Document passage »
The Shape of Water & Female Sexual Desire.

This year’s Oscar Winner The Shape of Water was, let’s say different, firstly in that science fiction monster flicks are a rarity at the Academy Awards and, if they are they are only nominated for special effects accolades. Defying these odds The Shape of Water blasted on to the awards scene winning Best Director at the BAFTAS, and now winning the sought after Best Picture Oscar. But what makes this film so special? It has certainly caused quite the controversy online, with people getting rather hooked (excuse the pun) on the concept of fish/human intercourse.

Material provided »
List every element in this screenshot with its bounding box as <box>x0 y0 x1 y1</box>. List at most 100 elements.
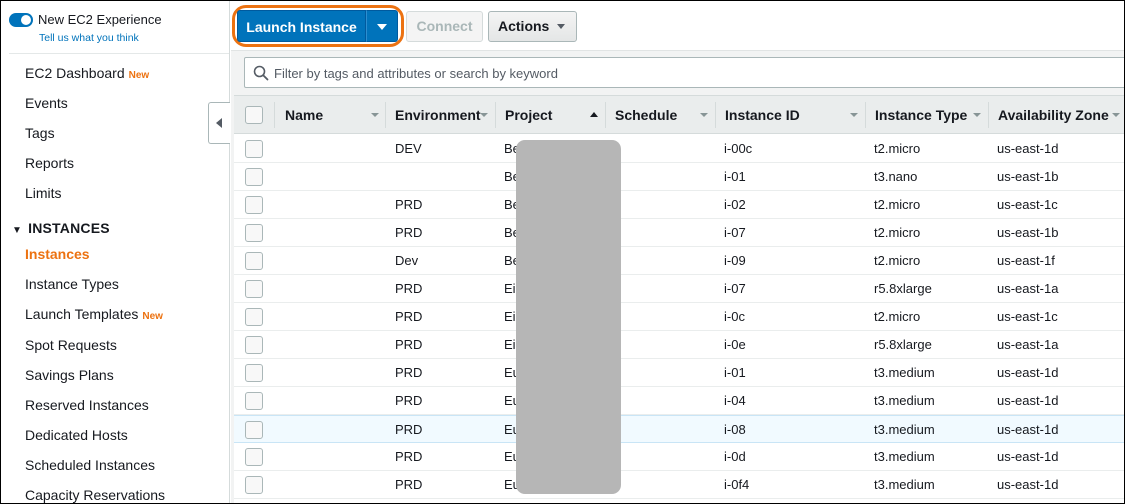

What is needed »
Rewrite the passage of the review of The Shape of Water from "The Shape of Water &" up to and including "of fish/human intercourse.", swapping "Oscar" for "Academy Award".

Written response »
The Shape of Water & Female Sexual Desire.

This year’s Academy Award Winner The Shape of Water was, let’s say different, firstly in that science fiction monster flicks are a rarity at the Academy Awards and, if they are they are only nominated for special effects accolades. Defying these odds The Shape of Water blasted on to the awards scene winning Best Director at the BAFTAS, and now winning the sought after Best Picture Academy Award. But what makes this film so special? It has certainly caused quite the controversy online, with people getting rather hooked (excuse the pun) on the concept of fish/human intercourse.